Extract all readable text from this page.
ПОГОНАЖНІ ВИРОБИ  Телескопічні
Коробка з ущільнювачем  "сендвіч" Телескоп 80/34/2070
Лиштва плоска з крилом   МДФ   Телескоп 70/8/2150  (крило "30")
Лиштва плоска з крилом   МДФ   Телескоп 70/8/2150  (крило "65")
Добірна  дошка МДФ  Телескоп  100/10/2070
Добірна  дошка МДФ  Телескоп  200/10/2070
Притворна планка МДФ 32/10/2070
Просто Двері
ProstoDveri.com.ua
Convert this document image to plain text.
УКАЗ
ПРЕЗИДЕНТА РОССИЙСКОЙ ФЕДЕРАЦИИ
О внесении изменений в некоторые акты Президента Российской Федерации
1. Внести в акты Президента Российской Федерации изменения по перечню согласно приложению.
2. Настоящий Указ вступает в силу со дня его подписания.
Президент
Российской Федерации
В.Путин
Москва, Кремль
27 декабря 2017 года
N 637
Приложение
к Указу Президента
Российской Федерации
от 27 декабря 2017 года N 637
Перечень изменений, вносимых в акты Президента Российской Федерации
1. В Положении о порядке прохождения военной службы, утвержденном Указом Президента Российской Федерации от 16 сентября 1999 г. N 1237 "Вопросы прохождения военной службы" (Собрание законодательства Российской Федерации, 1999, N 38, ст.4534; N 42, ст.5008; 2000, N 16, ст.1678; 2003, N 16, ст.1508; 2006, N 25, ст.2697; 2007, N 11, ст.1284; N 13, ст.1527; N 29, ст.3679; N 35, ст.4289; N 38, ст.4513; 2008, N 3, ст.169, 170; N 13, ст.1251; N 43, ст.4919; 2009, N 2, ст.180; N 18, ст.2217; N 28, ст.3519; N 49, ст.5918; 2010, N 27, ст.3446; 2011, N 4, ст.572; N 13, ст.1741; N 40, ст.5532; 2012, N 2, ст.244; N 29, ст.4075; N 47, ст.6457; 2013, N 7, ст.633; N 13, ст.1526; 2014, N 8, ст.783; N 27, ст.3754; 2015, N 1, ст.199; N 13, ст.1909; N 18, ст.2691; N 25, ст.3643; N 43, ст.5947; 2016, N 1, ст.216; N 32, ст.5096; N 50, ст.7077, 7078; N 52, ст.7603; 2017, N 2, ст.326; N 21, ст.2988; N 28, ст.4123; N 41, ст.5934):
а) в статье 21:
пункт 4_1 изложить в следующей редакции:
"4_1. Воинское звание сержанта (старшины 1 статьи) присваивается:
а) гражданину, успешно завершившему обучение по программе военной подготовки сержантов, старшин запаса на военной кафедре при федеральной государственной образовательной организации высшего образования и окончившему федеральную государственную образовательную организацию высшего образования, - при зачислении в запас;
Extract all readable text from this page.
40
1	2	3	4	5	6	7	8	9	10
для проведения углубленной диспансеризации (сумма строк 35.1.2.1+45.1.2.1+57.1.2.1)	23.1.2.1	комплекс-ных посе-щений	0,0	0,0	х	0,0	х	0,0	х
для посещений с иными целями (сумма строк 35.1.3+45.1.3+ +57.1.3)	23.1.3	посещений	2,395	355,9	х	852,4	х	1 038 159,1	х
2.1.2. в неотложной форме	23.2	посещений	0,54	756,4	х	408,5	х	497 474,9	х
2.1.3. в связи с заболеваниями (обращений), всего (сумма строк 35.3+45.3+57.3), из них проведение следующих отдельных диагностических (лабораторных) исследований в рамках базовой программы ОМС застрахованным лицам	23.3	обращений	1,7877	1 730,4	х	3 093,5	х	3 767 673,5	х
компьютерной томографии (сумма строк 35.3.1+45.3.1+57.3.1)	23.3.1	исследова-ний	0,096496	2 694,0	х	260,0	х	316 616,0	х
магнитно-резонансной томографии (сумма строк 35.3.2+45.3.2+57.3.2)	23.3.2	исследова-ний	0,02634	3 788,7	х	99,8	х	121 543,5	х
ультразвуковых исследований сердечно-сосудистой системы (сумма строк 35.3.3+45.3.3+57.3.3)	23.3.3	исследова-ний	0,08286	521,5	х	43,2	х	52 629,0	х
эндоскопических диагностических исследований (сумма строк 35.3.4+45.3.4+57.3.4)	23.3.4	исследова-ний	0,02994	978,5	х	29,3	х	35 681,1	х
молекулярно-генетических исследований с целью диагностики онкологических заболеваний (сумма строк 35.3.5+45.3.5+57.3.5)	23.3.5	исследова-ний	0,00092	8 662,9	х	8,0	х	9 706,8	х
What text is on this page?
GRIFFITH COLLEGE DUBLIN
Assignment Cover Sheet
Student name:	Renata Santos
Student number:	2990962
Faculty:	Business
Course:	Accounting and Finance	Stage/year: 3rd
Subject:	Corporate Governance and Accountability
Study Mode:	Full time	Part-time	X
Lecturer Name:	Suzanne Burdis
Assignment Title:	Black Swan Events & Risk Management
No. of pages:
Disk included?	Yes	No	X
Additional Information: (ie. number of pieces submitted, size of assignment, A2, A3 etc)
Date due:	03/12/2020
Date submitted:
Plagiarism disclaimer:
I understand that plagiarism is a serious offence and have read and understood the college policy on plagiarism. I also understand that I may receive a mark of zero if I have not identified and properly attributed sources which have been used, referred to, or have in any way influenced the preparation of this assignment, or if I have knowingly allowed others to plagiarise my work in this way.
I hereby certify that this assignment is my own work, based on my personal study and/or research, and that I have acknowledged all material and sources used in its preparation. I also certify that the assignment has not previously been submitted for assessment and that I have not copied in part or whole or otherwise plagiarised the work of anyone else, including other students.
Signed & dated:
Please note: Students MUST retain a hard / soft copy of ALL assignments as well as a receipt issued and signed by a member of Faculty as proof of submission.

Exercise instructions
Determine how many lines of the entries above carry the string "томографии", and give that number alone.

Solution
2